— start of GIVEN DATA —

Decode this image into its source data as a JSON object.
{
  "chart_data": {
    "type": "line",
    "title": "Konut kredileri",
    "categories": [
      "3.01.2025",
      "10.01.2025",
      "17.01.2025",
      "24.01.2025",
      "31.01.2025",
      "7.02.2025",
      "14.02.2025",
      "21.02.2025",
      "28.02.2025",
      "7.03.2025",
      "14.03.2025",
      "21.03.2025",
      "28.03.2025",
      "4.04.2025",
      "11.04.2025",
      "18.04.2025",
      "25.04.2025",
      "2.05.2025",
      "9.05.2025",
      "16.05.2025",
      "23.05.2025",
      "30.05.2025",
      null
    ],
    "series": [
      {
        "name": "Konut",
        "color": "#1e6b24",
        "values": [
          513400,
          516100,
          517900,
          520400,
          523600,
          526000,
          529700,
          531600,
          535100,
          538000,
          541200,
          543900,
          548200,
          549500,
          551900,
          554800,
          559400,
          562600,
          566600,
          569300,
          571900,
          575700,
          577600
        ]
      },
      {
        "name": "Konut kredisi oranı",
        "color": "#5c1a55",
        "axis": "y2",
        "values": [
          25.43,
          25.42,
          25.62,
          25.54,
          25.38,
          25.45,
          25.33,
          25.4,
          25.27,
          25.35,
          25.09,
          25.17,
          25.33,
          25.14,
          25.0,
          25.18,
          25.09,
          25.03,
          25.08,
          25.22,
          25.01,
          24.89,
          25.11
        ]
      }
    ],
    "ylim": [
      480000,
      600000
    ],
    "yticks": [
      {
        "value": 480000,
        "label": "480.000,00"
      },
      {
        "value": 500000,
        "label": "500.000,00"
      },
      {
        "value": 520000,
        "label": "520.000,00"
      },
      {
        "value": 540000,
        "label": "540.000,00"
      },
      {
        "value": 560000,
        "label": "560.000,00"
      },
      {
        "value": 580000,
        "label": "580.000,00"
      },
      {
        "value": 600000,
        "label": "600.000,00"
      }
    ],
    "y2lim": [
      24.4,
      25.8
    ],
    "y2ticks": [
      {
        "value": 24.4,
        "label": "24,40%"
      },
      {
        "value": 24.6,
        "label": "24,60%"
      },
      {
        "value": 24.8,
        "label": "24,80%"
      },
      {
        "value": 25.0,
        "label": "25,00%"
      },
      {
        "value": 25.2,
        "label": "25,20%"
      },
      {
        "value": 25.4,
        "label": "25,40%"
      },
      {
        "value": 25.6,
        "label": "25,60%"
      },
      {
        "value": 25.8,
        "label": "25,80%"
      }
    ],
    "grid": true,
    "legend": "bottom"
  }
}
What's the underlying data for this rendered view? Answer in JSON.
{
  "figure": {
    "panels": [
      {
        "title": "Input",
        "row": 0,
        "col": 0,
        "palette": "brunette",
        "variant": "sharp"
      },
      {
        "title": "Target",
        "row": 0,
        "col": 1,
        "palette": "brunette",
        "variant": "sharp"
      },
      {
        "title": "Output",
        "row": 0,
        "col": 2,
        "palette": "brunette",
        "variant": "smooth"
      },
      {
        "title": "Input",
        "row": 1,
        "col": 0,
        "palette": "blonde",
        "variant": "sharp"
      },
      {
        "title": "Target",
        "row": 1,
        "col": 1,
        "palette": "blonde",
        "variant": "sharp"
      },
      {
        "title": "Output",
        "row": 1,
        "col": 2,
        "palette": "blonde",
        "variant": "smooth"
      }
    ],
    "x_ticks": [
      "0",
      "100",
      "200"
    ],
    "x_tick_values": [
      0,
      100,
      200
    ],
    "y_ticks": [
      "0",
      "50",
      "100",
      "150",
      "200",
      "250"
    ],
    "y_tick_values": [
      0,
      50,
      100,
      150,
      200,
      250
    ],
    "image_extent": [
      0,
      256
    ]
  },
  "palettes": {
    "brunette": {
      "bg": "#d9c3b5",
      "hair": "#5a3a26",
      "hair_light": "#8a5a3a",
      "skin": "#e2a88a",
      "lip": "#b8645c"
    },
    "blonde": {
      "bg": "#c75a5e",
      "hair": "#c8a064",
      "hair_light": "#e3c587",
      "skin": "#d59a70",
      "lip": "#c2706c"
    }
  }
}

— end of GIVEN DATA —

Going through the records above, state how many lines carry "name", with no other text.

* **WORKED SOLUTION**: 2